Start ROWS

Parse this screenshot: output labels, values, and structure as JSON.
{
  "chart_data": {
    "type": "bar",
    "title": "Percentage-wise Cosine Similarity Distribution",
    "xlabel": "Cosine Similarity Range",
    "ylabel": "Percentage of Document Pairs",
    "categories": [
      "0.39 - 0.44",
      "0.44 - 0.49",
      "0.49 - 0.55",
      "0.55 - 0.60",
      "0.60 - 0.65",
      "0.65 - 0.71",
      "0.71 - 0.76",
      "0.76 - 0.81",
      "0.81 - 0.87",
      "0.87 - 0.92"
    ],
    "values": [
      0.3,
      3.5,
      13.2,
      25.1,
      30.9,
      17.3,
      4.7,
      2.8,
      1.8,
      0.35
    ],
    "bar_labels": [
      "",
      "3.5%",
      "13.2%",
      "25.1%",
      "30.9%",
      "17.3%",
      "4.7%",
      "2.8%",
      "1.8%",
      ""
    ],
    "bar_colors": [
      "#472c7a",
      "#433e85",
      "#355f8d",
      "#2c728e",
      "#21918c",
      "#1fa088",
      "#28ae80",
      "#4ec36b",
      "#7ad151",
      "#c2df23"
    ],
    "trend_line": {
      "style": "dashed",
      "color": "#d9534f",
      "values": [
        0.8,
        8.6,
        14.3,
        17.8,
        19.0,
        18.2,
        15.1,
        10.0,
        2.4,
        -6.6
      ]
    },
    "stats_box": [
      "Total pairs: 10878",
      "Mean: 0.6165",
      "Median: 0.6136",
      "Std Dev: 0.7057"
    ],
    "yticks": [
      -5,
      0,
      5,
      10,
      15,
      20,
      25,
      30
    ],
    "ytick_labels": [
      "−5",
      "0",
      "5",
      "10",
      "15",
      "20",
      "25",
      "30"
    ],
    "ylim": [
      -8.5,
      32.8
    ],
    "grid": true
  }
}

End ROWS

AIM OF THE TASK: Word for word, write out the data.

SOLUTION TO THE EXERCISE:
Parse this screenshot: output labels, values, and structure as JSON.
{
  "chart_data": {
    "type": "bar",
    "title": "Percentage-wise Cosine Similarity Distribution",
    "xlabel": "Cosine Similarity Range",
    "ylabel": "Percentage of Document Pairs",
    "categories": [
      "0.39 - 0.44",
      "0.44 - 0.49",
      "0.49 - 0.55",
      "0.55 - 0.60",
      "0.60 - 0.65",
      "0.65 - 0.71",
      "0.71 - 0.76",
      "0.76 - 0.81",
      "0.81 - 0.87",
      "0.87 - 0.92"
    ],
    "values": [
      0.3,
      3.5,
      13.2,
      25.1,
      30.9,
      17.3,
      4.7,
      2.8,
      1.8,
      0.35
    ],
    "bar_labels": [
      "",
      "3.5%",
      "13.2%",
      "25.1%",
      "30.9%",
      "17.3%",
      "4.7%",
      "2.8%",
      "1.8%",
      ""
    ],
    "bar_colors": [
      "#472c7a",
      "#433e85",
      "#355f8d",
      "#2c728e",
      "#21918c",
      "#1fa088",
      "#28ae80",
      "#4ec36b",
      "#7ad151",
      "#c2df23"
    ],
    "trend_line": {
      "style": "dashed",
      "color": "#d9534f",
      "values": [
        0.8,
        8.6,
        14.3,
        17.8,
        19.0,
        18.2,
        15.1,
        10.0,
        2.4,
        -6.6
      ]
    },
    "stats_box": [
      "Total pairs: 10878",
      "Mean: 0.6165",
      "Median: 0.6136",
      "Std Dev: 0.7057"
    ],
    "yticks": [
      -5,
      0,
      5,
      10,
      15,
      20,
      25,
      30
    ],
    "ytick_labels": [
      "−5",
      "0",
      "5",
      "10",
      "15",
      "20",
      "25",
      "30"
    ],
    "ylim": [
      -8.5,
      32.8
    ],
    "grid": true
  }
}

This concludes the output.